• _WORK TO BE COMPLETED_:
Take the entries below and reproduce them word for word.

• _INFORMATION SHOWN_:
+ + + +

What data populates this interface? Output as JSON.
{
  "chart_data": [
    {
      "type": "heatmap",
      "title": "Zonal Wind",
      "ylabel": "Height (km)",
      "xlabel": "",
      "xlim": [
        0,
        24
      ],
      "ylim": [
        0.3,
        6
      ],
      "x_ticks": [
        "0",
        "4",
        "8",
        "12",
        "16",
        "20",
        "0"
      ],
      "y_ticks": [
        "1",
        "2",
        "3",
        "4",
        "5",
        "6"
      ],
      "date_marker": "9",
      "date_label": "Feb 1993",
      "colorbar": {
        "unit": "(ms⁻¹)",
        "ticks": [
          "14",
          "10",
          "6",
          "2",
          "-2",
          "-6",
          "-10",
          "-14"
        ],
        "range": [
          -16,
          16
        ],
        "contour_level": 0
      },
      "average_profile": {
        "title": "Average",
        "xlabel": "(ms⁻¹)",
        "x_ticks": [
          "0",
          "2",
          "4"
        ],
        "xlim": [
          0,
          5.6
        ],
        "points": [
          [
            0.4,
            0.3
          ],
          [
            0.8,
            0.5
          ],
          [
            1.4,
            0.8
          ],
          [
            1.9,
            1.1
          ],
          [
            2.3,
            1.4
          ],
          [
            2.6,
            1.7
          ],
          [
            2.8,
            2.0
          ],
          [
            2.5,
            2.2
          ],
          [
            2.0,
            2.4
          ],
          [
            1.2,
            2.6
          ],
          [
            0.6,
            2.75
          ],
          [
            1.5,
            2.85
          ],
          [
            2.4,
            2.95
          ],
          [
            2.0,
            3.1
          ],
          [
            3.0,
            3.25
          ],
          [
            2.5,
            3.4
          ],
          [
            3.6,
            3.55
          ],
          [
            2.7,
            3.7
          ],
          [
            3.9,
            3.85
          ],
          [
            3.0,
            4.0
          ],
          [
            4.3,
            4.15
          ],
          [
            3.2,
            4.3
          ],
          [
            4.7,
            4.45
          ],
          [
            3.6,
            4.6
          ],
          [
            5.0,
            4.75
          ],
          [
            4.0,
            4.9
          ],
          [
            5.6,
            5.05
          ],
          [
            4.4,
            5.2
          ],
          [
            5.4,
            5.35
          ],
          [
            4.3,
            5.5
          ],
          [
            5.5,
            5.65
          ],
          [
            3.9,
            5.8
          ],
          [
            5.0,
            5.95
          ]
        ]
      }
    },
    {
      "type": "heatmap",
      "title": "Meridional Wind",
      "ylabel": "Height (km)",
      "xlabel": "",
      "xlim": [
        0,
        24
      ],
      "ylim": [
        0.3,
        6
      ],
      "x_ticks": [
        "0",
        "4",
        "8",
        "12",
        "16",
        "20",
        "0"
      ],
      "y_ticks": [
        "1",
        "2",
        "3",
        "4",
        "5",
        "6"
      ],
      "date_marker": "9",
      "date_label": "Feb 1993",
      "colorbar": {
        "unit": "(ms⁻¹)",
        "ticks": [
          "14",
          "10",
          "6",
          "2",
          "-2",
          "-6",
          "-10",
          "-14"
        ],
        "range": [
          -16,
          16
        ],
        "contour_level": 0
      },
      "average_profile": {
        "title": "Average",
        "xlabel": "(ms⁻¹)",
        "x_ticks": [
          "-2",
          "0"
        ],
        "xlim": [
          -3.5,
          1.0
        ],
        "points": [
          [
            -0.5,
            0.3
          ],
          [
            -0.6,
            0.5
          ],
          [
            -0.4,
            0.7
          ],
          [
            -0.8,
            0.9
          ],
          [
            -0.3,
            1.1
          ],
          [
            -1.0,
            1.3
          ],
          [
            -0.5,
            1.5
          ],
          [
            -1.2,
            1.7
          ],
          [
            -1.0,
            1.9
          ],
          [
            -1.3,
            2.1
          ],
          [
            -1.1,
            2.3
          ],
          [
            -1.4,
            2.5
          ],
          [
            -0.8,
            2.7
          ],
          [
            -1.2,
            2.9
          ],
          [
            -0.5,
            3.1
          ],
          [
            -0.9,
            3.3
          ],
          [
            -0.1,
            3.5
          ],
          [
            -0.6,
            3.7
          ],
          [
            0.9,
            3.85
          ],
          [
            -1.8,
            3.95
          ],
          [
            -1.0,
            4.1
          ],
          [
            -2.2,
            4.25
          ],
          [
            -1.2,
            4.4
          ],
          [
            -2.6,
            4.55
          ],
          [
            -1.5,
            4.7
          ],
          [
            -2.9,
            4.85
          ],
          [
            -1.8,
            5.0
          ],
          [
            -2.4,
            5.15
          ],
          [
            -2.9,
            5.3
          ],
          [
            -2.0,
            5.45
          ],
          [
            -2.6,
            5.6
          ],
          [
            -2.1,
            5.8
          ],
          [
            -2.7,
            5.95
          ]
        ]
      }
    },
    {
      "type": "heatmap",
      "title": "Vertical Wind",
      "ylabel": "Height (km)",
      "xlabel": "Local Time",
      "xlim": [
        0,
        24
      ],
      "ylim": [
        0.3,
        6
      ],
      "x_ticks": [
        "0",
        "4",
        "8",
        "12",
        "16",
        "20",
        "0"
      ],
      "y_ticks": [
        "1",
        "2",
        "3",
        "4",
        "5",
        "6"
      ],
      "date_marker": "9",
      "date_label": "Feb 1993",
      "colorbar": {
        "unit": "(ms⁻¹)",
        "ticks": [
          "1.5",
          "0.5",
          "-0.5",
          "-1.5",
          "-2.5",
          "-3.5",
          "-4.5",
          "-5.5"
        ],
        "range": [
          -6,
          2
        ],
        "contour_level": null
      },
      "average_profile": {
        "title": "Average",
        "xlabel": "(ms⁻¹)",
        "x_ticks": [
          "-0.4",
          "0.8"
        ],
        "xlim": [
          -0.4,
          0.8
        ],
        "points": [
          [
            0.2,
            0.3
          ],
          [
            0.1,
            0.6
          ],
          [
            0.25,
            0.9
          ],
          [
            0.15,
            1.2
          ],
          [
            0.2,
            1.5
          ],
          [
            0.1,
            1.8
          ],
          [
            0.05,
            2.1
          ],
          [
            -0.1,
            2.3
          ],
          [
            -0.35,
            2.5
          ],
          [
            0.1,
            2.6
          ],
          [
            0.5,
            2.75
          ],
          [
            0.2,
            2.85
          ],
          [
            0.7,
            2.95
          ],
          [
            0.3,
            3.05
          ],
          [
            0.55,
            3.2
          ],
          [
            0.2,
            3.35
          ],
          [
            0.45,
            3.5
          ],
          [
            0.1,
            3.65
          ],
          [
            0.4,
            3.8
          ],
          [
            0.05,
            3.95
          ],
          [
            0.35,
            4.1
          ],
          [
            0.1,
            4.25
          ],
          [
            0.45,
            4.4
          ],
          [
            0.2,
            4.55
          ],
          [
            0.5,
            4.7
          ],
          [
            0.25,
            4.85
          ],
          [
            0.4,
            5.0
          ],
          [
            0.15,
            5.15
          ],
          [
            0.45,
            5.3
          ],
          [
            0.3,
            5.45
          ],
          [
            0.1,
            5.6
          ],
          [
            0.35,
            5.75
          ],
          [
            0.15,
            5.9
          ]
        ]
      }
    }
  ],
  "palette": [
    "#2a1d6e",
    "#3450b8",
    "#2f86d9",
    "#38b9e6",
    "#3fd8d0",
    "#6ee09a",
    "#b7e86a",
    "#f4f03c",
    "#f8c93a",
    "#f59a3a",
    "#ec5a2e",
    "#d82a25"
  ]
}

+ + + +

• _WRITTEN REPLY_:
What data populates this interface? Output as JSON.
{
  "chart_data": [
    {
      "type": "heatmap",
      "title": "Zonal Wind",
      "ylabel": "Height (km)",
      "xlabel": "",
      "xlim": [
        0,
        24
      ],
      "ylim": [
        0.3,
        6
      ],
      "x_ticks": [
        "0",
        "4",
        "8",
        "12",
        "16",
        "20",
        "0"
      ],
      "y_ticks": [
        "1",
        "2",
        "3",
        "4",
        "5",
        "6"
      ],
      "date_marker": "9",
      "date_label": "Feb 1993",
      "colorbar": {
        "unit": "(ms⁻¹)",
        "ticks": [
          "14",
          "10",
          "6",
          "2",
          "-2",
          "-6",
          "-10",
          "-14"
        ],
        "range": [
          -16,
          16
        ],
        "contour_level": 0
      },
      "average_profile": {
        "title": "Average",
        "xlabel": "(ms⁻¹)",
        "x_ticks": [
          "0",
          "2",
          "4"
        ],
        "xlim": [
          0,
          5.6
        ],
        "points": [
          [
            0.4,
            0.3
          ],
          [
            0.8,
            0.5
          ],
          [
            1.4,
            0.8
          ],
          [
            1.9,
            1.1
          ],
          [
            2.3,
            1.4
          ],
          [
            2.6,
            1.7
          ],
          [
            2.8,
            2.0
          ],
          [
            2.5,
            2.2
          ],
          [
            2.0,
            2.4
          ],
          [
            1.2,
            2.6
          ],
          [
            0.6,
            2.75
          ],
          [
            1.5,
            2.85
          ],
          [
            2.4,
            2.95
          ],
          [
            2.0,
            3.1
          ],
          [
            3.0,
            3.25
          ],
          [
            2.5,
            3.4
          ],
          [
            3.6,
            3.55
          ],
          [
            2.7,
            3.7
          ],
          [
            3.9,
            3.85
          ],
          [
            3.0,
            4.0
          ],
          [
            4.3,
            4.15
          ],
          [
            3.2,
            4.3
          ],
          [
            4.7,
            4.45
          ],
          [
            3.6,
            4.6
          ],
          [
            5.0,
            4.75
          ],
          [
            4.0,
            4.9
          ],
          [
            5.6,
            5.05
          ],
          [
            4.4,
            5.2
          ],
          [
            5.4,
            5.35
          ],
          [
            4.3,
            5.5
          ],
          [
            5.5,
            5.65
          ],
          [
            3.9,
            5.8
          ],
          [
            5.0,
            5.95
          ]
        ]
      }
    },
    {
      "type": "heatmap",
      "title": "Meridional Wind",
      "ylabel": "Height (km)",
      "xlabel": "",
      "xlim": [
        0,
        24
      ],
      "ylim": [
        0.3,
        6
      ],
      "x_ticks": [
        "0",
        "4",
        "8",
        "12",
        "16",
        "20",
        "0"
      ],
      "y_ticks": [
        "1",
        "2",
        "3",
        "4",
        "5",
        "6"
      ],
      "date_marker": "9",
      "date_label": "Feb 1993",
      "colorbar": {
        "unit": "(ms⁻¹)",
        "ticks": [
          "14",
          "10",
          "6",
          "2",
          "-2",
          "-6",
          "-10",
          "-14"
        ],
        "range": [
          -16,
          16
        ],
        "contour_level": 0
      },
      "average_profile": {
        "title": "Average",
        "xlabel": "(ms⁻¹)",
        "x_ticks": [
          "-2",
          "0"
        ],
        "xlim": [
          -3.5,
          1.0
        ],
        "points": [
          [
            -0.5,
            0.3
          ],
          [
            -0.6,
            0.5
          ],
          [
            -0.4,
            0.7
          ],
          [
            -0.8,
            0.9
          ],
          [
            -0.3,
            1.1
          ],
          [
            -1.0,
            1.3
          ],
          [
            -0.5,
            1.5
          ],
          [
            -1.2,
            1.7
          ],
          [
            -1.0,
            1.9
          ],
          [
            -1.3,
            2.1
          ],
          [
            -1.1,
            2.3
          ],
          [
            -1.4,
            2.5
          ],
          [
            -0.8,
            2.7
          ],
          [
            -1.2,
            2.9
          ],
          [
            -0.5,
            3.1
          ],
          [
            -0.9,
            3.3
          ],
          [
            -0.1,
            3.5
          ],
          [
            -0.6,
            3.7
          ],
          [
            0.9,
            3.85
          ],
          [
            -1.8,
            3.95
          ],
          [
            -1.0,
            4.1
          ],
          [
            -2.2,
            4.25
          ],
          [
            -1.2,
            4.4
          ],
          [
            -2.6,
            4.55
          ],
          [
            -1.5,
            4.7
          ],
          [
            -2.9,
            4.85
          ],
          [
            -1.8,
            5.0
          ],
          [
            -2.4,
            5.15
          ],
          [
            -2.9,
            5.3
          ],
          [
            -2.0,
            5.45
          ],
          [
            -2.6,
            5.6
          ],
          [
            -2.1,
            5.8
          ],
          [
            -2.7,
            5.95
          ]
        ]
      }
    },
    {
      "type": "heatmap",
      "title": "Vertical Wind",
      "ylabel": "Height (km)",
      "xlabel": "Local Time",
      "xlim": [
        0,
        24
      ],
      "ylim": [
        0.3,
        6
      ],
      "x_ticks": [
        "0",
        "4",
        "8",
        "12",
        "16",
        "20",
        "0"
      ],
      "y_ticks": [
        "1",
        "2",
        "3",
        "4",
        "5",
        "6"
      ],
      "date_marker": "9",
      "date_label": "Feb 1993",
      "colorbar": {
        "unit": "(ms⁻¹)",
        "ticks": [
          "1.5",
          "0.5",
          "-0.5",
          "-1.5",
          "-2.5",
          "-3.5",
          "-4.5",
          "-5.5"
        ],
        "range": [
          -6,
          2
        ],
        "contour_level": null
      },
      "average_profile": {
        "title": "Average",
        "xlabel": "(ms⁻¹)",
        "x_ticks": [
          "-0.4",
          "0.8"
        ],
        "xlim": [
          -0.4,
          0.8
        ],
        "points": [
          [
            0.2,
            0.3
          ],
          [
            0.1,
            0.6
          ],
          [
            0.25,
            0.9
          ],
          [
            0.15,
            1.2
          ],
          [
            0.2,
            1.5
          ],
          [
            0.1,
            1.8
          ],
          [
            0.05,
            2.1
          ],
          [
            -0.1,
            2.3
          ],
          [
            -0.35,
            2.5
          ],
          [
            0.1,
            2.6
          ],
          [
            0.5,
            2.75
          ],
          [
            0.2,
            2.85
          ],
          [
            0.7,
            2.95
          ],
          [
            0.3,
            3.05
          ],
          [
            0.55,
            3.2
          ],
          [
            0.2,
            3.35
          ],
          [
            0.45,
            3.5
          ],
          [
            0.1,
            3.65
          ],
          [
            0.4,
            3.8
          ],
          [
            0.05,
            3.95
          ],
          [
            0.35,
            4.1
          ],
          [
            0.1,
            4.25
          ],
          [
            0.45,
            4.4
          ],
          [
            0.2,
            4.55
          ],
          [
            0.5,
            4.7
          ],
          [
            0.25,
            4.85
          ],
          [
            0.4,
            5.0
          ],
          [
            0.15,
            5.15
          ],
          [
            0.45,
            5.3
          ],
          [
            0.3,
            5.45
          ],
          [
            0.1,
            5.6
          ],
          [
            0.35,
            5.75
          ],
          [
            0.15,
            5.9
          ]
        ]
      }
    }
  ],
  "palette": [
    "#2a1d6e",
    "#3450b8",
    "#2f86d9",
    "#38b9e6",
    "#3fd8d0",
    "#6ee09a",
    "#b7e86a",
    "#f4f03c",
    "#f8c93a",
    "#f59a3a",
    "#ec5a2e",
    "#d82a25"
  ]
}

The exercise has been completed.